## Exercise
Locate the lines that hold the string "ſenſim". Copy every such line.

## Material for this exercise
—————

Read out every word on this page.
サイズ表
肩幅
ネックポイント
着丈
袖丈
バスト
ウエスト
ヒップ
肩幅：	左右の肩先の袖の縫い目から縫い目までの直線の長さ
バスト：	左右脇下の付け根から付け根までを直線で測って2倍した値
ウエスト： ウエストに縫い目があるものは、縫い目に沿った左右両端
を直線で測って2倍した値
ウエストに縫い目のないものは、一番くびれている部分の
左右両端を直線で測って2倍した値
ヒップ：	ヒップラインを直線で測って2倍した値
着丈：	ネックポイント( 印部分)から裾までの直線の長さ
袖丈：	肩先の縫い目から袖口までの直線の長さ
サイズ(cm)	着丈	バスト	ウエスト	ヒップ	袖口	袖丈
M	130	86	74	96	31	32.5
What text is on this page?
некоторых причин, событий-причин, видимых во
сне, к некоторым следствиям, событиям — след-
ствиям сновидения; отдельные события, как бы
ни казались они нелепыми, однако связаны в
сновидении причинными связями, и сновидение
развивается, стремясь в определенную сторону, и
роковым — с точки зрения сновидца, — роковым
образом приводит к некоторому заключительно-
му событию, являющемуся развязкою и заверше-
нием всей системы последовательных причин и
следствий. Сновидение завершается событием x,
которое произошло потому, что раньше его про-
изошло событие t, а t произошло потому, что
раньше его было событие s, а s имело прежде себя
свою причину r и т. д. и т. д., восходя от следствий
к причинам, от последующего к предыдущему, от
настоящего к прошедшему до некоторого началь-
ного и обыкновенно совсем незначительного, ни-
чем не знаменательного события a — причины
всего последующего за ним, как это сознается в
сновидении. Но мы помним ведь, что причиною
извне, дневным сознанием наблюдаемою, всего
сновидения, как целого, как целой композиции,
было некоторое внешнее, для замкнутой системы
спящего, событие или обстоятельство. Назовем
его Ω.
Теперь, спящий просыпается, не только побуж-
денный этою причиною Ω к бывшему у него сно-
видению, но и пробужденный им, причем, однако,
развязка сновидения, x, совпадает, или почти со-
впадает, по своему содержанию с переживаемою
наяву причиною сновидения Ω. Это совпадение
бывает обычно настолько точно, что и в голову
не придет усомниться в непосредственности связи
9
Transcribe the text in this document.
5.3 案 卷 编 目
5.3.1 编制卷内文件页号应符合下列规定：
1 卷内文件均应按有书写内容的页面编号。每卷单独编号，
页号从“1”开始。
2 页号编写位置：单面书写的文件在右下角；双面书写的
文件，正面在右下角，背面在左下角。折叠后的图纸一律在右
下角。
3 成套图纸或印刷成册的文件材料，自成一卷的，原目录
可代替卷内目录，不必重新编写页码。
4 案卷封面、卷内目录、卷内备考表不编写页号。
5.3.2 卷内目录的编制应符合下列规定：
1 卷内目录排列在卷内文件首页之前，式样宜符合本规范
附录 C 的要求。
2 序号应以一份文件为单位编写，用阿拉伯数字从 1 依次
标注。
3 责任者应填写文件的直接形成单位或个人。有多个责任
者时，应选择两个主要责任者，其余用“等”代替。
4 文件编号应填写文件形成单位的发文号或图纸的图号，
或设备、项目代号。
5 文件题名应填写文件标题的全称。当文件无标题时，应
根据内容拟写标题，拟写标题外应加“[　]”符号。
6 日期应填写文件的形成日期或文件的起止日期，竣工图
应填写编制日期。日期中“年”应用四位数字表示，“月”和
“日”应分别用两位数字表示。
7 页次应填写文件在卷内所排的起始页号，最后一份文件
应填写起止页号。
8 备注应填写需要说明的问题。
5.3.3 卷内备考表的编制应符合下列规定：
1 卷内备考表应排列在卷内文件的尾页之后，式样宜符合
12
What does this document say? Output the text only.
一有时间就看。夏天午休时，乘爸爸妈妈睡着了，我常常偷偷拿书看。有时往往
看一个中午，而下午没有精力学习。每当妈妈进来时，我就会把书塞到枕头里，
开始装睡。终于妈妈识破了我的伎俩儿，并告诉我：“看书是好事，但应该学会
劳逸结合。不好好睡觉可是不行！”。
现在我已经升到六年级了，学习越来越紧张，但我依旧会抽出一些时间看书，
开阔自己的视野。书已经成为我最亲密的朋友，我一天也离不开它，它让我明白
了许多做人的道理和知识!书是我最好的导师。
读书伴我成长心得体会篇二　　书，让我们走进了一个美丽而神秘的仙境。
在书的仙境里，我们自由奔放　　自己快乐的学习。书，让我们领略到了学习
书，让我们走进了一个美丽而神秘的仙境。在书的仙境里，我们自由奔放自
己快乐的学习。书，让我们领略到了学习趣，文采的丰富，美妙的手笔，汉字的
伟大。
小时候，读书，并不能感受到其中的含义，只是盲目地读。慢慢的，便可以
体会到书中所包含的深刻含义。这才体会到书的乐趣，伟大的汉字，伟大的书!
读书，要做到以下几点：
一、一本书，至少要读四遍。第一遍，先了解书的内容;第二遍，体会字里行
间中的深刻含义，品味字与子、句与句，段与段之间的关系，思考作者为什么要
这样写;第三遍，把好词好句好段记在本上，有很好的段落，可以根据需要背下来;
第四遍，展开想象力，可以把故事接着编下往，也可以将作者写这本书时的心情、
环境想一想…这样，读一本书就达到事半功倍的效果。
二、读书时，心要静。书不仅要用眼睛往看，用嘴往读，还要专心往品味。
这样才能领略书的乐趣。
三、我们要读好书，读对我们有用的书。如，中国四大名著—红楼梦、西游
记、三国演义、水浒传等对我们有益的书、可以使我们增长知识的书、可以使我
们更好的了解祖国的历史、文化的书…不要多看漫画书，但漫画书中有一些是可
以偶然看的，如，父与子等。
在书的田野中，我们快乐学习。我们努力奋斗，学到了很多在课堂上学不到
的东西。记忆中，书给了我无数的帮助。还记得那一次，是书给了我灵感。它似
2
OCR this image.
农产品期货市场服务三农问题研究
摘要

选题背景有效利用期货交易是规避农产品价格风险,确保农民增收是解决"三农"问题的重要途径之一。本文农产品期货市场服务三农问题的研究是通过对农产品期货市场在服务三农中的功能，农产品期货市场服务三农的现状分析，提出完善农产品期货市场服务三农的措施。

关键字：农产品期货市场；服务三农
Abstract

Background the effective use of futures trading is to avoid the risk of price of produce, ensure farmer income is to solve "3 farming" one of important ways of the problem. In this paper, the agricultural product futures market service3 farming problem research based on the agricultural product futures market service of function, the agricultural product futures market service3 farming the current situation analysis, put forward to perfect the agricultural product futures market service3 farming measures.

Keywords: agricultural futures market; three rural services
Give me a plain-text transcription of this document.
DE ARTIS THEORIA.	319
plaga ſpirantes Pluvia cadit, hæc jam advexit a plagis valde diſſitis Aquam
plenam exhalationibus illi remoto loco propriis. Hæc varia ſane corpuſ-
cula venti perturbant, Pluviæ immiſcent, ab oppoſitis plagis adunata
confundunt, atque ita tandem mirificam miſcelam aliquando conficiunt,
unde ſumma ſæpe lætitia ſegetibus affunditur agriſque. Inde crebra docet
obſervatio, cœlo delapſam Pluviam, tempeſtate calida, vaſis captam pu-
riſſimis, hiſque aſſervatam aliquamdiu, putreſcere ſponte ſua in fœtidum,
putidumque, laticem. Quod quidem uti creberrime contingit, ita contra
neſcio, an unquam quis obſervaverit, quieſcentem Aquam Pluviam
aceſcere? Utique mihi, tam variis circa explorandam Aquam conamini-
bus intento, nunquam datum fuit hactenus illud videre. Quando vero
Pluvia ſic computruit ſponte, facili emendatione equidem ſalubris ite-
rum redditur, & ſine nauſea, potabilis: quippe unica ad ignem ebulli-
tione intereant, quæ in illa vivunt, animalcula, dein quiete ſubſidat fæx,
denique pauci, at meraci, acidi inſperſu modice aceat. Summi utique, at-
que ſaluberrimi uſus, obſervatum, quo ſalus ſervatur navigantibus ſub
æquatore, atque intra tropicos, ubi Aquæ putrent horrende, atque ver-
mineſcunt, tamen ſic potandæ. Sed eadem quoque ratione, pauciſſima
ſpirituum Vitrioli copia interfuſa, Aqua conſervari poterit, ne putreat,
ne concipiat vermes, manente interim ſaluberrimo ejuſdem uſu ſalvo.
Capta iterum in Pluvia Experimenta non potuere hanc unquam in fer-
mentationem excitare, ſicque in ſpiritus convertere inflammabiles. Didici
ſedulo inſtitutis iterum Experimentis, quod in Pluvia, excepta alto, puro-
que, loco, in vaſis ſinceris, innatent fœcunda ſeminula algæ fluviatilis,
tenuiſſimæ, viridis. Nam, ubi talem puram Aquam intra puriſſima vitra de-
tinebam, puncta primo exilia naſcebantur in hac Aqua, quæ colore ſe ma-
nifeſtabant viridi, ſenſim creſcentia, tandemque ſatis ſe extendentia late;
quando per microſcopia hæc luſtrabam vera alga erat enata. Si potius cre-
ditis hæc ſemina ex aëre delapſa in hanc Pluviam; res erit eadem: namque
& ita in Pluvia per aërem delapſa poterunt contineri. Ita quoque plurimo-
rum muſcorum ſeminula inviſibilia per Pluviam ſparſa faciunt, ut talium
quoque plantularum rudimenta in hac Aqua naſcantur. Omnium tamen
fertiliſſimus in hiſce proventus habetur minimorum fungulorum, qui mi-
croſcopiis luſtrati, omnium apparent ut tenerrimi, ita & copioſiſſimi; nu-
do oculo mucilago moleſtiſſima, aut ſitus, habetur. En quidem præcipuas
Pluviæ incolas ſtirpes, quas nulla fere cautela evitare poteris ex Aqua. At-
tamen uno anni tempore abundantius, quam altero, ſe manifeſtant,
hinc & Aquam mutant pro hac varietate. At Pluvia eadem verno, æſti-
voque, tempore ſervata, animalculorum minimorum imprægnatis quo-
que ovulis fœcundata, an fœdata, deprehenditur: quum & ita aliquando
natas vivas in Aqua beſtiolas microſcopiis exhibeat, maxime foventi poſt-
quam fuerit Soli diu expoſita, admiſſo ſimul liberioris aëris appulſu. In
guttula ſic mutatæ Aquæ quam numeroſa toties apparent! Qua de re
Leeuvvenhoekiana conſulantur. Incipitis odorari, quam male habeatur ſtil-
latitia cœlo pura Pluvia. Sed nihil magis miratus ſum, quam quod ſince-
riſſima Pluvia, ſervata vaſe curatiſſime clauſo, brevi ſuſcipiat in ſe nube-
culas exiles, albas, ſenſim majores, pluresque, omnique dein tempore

—————

## Solution below
nifeſtabant viridi, ſenſim creſcentia, tandemque ſatis ſe extendentia late;
culas exiles, albas, ſenſim majores, pluresque, omnique dein tempore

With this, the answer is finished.